TO DO
Write out the full listing exactly as given, minus the images.

BEGIN RECORD EXTRACTS

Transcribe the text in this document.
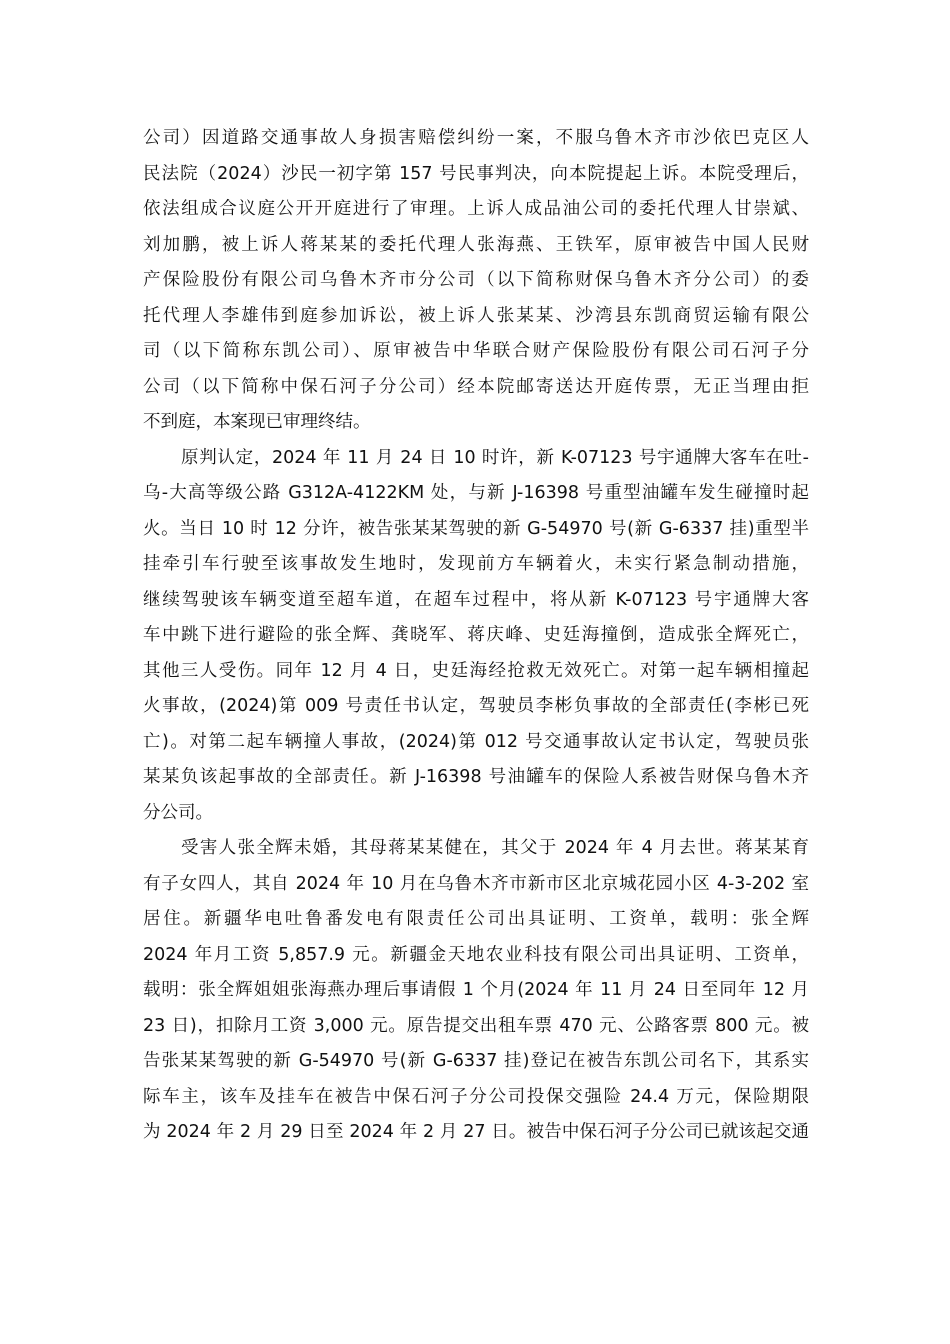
公司）因道路交通事故人身损害赔偿纠纷一案，不服乌鲁木齐市沙依巴克区人
民法院（2024）沙民一初字第 157 号民事判决，向本院提起上诉。本院受理后，
依法组成合议庭公开开庭进行了审理。上诉人成品油公司的委托代理人甘崇斌、
刘加鹏，被上诉人蒋某某的委托代理人张海燕、王铁军，原审被告中国人民财
产保险股份有限公司乌鲁木齐市分公司（以下简称财保乌鲁木齐分公司）的委
托代理人李雄伟到庭参加诉讼，被上诉人张某某、沙湾县东凯商贸运输有限公
司（以下简称东凯公司）、原审被告中华联合财产保险股份有限公司石河子分
公司（以下简称中保石河子分公司）经本院邮寄送达开庭传票，无正当理由拒
不到庭，本案现已审理终结。
原判认定，2024 年 11 月 24 日 10 时许，新 K-07123 号宇通牌大客车在吐-
乌-大高等级公路 G312A-4122KM 处，与新 J-16398 号重型油罐车发生碰撞时起
火。当日 10 时 12 分许，被告张某某驾驶的新 G-54970 号(新 G-6337 挂)重型半
挂牵引车行驶至该事故发生地时，发现前方车辆着火，未实行紧急制动措施，
继续驾驶该车辆变道至超车道，在超车过程中，将从新 K-07123 号宇通牌大客
车中跳下进行避险的张全辉、龚晓军、蒋庆峰、史廷海撞倒，造成张全辉死亡，
其他三人受伤。同年 12 月 4 日，史廷海经抢救无效死亡。对第一起车辆相撞起
火事故，(2024)第 009 号责任书认定，驾驶员李彬负事故的全部责任(李彬已死
亡)。对第二起车辆撞人事故，(2024)第 012 号交通事故认定书认定，驾驶员张
某某负该起事故的全部责任。新 J-16398 号油罐车的保险人系被告财保乌鲁木齐
分公司。
受害人张全辉未婚，其母蒋某某健在，其父于 2024 年 4 月去世。蒋某某育
有子女四人，其自 2024 年 10 月在乌鲁木齐市新市区北京城花园小区 4-3-202 室
居住。新疆华电吐鲁番发电有限责任公司出具证明、工资单，载明：张全辉
2024 年月工资 5,857.9 元。新疆金天地农业科技有限公司出具证明、工资单，
载明：张全辉姐姐张海燕办理后事请假 1 个月(2024 年 11 月 24 日至同年 12 月
23 日)，扣除月工资 3,000 元。原告提交出租车票 470 元、公路客票 800 元。被
告张某某驾驶的新 G-54970 号(新 G-6337 挂)登记在被告东凯公司名下，其系实
际车主，该车及挂车在被告中保石河子分公司投保交强险 24.4 万元，保险期限
为 2024 年 2 月 29 日至 2024 年 2 月 27 日。被告中保石河子分公司已就该起交通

END RECORD EXTRACTS

FINAL ANSWER
Transcribe the text in this document.
公司）因道路交通事故人身损害赔偿纠纷一案，不服乌鲁木齐市沙依巴克区人
民法院（2024）沙民一初字第 157 号民事判决，向本院提起上诉。本院受理后，
依法组成合议庭公开开庭进行了审理。上诉人成品油公司的委托代理人甘崇斌、
刘加鹏，被上诉人蒋某某的委托代理人张海燕、王铁军，原审被告中国人民财
产保险股份有限公司乌鲁木齐市分公司（以下简称财保乌鲁木齐分公司）的委
托代理人李雄伟到庭参加诉讼，被上诉人张某某、沙湾县东凯商贸运输有限公
司（以下简称东凯公司）、原审被告中华联合财产保险股份有限公司石河子分
公司（以下简称中保石河子分公司）经本院邮寄送达开庭传票，无正当理由拒
不到庭，本案现已审理终结。
原判认定，2024 年 11 月 24 日 10 时许，新 K-07123 号宇通牌大客车在吐-
乌-大高等级公路 G312A-4122KM 处，与新 J-16398 号重型油罐车发生碰撞时起
火。当日 10 时 12 分许，被告张某某驾驶的新 G-54970 号(新 G-6337 挂)重型半
挂牵引车行驶至该事故发生地时，发现前方车辆着火，未实行紧急制动措施，
继续驾驶该车辆变道至超车道，在超车过程中，将从新 K-07123 号宇通牌大客
车中跳下进行避险的张全辉、龚晓军、蒋庆峰、史廷海撞倒，造成张全辉死亡，
其他三人受伤。同年 12 月 4 日，史廷海经抢救无效死亡。对第一起车辆相撞起
火事故，(2024)第 009 号责任书认定，驾驶员李彬负事故的全部责任(李彬已死
亡)。对第二起车辆撞人事故，(2024)第 012 号交通事故认定书认定，驾驶员张
某某负该起事故的全部责任。新 J-16398 号油罐车的保险人系被告财保乌鲁木齐
分公司。
受害人张全辉未婚，其母蒋某某健在，其父于 2024 年 4 月去世。蒋某某育
有子女四人，其自 2024 年 10 月在乌鲁木齐市新市区北京城花园小区 4-3-202 室
居住。新疆华电吐鲁番发电有限责任公司出具证明、工资单，载明：张全辉
2024 年月工资 5,857.9 元。新疆金天地农业科技有限公司出具证明、工资单，
载明：张全辉姐姐张海燕办理后事请假 1 个月(2024 年 11 月 24 日至同年 12 月
23 日)，扣除月工资 3,000 元。原告提交出租车票 470 元、公路客票 800 元。被
告张某某驾驶的新 G-54970 号(新 G-6337 挂)登记在被告东凯公司名下，其系实
际车主，该车及挂车在被告中保石河子分公司投保交强险 24.4 万元，保险期限
为 2024 年 2 月 29 日至 2024 年 2 月 27 日。被告中保石河子分公司已就该起交通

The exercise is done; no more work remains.